Task to carry out: Copy all the entries word for word, but omit the pictures.

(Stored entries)
--------------------------------------------------
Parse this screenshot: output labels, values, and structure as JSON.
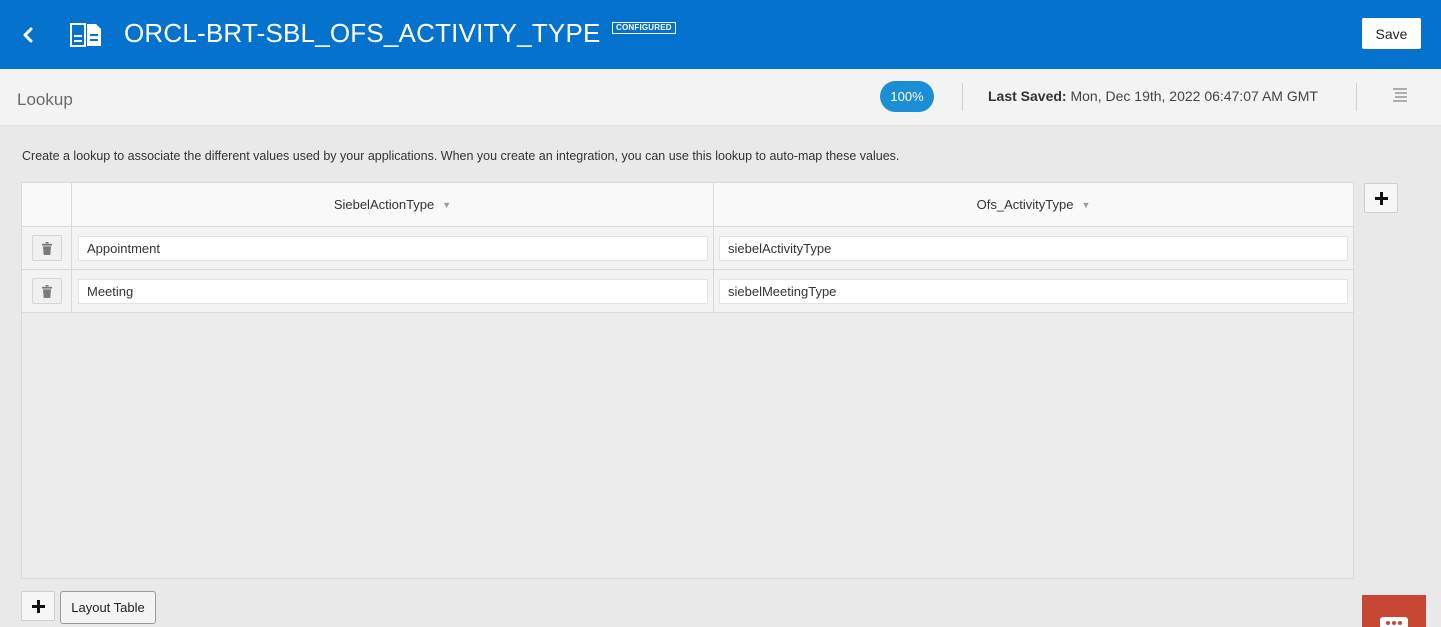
{
  "header": {
    "back_icon": "chevron-left-icon",
    "doc_icon": "lookup-document-icon",
    "title": "ORCL-BRT-SBL_OFS_ACTIVITY_TYPE",
    "badge": "CONFIGURED",
    "save_label": "Save",
    "color": "#0572ce"
  },
  "subheader": {
    "page_label": "Lookup",
    "progress": "100%",
    "last_saved_label": "Last Saved:",
    "last_saved_value": "Mon, Dec 19th, 2022 06:47:07 AM GMT",
    "menu_icon": "hamburger-menu-icon"
  },
  "description": "Create a lookup to associate the different values used by your applications. When you create an integration, you can use this lookup to auto-map these values.",
  "table": {
    "columns": [
      {
        "label": "SiebelActionType"
      },
      {
        "label": "Ofs_ActivityType"
      }
    ],
    "rows": [
      {
        "values": [
          "Appointment",
          "siebelActivityType"
        ]
      },
      {
        "values": [
          "Meeting",
          "siebelMeetingType"
        ]
      }
    ],
    "row_delete_icon": "trash-icon",
    "add_column_icon": "plus-icon"
  },
  "footer": {
    "add_row_icon": "plus-icon",
    "layout_label": "Layout Table"
  },
  "chat": {
    "icon": "chat-bubble-icon",
    "color": "#c74634"
  }
}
--------------------------------------------------
The solution:
Parse this screenshot: output labels, values, and structure as JSON.
{
  "header": {
    "back_icon": "chevron-left-icon",
    "doc_icon": "lookup-document-icon",
    "title": "ORCL-BRT-SBL_OFS_ACTIVITY_TYPE",
    "badge": "CONFIGURED",
    "save_label": "Save",
    "color": "#0572ce"
  },
  "subheader": {
    "page_label": "Lookup",
    "progress": "100%",
    "last_saved_label": "Last Saved:",
    "last_saved_value": "Mon, Dec 19th, 2022 06:47:07 AM GMT",
    "menu_icon": "hamburger-menu-icon"
  },
  "description": "Create a lookup to associate the different values used by your applications. When you create an integration, you can use this lookup to auto-map these values.",
  "table": {
    "columns": [
      {
        "label": "SiebelActionType"
      },
      {
        "label": "Ofs_ActivityType"
      }
    ],
    "rows": [
      {
        "values": [
          "Appointment",
          "siebelActivityType"
        ]
      },
      {
        "values": [
          "Meeting",
          "siebelMeetingType"
        ]
      }
    ],
    "row_delete_icon": "trash-icon",
    "add_column_icon": "plus-icon"
  },
  "footer": {
    "add_row_icon": "plus-icon",
    "layout_label": "Layout Table"
  },
  "chat": {
    "icon": "chat-bubble-icon",
    "color": "#c74634"
  }
}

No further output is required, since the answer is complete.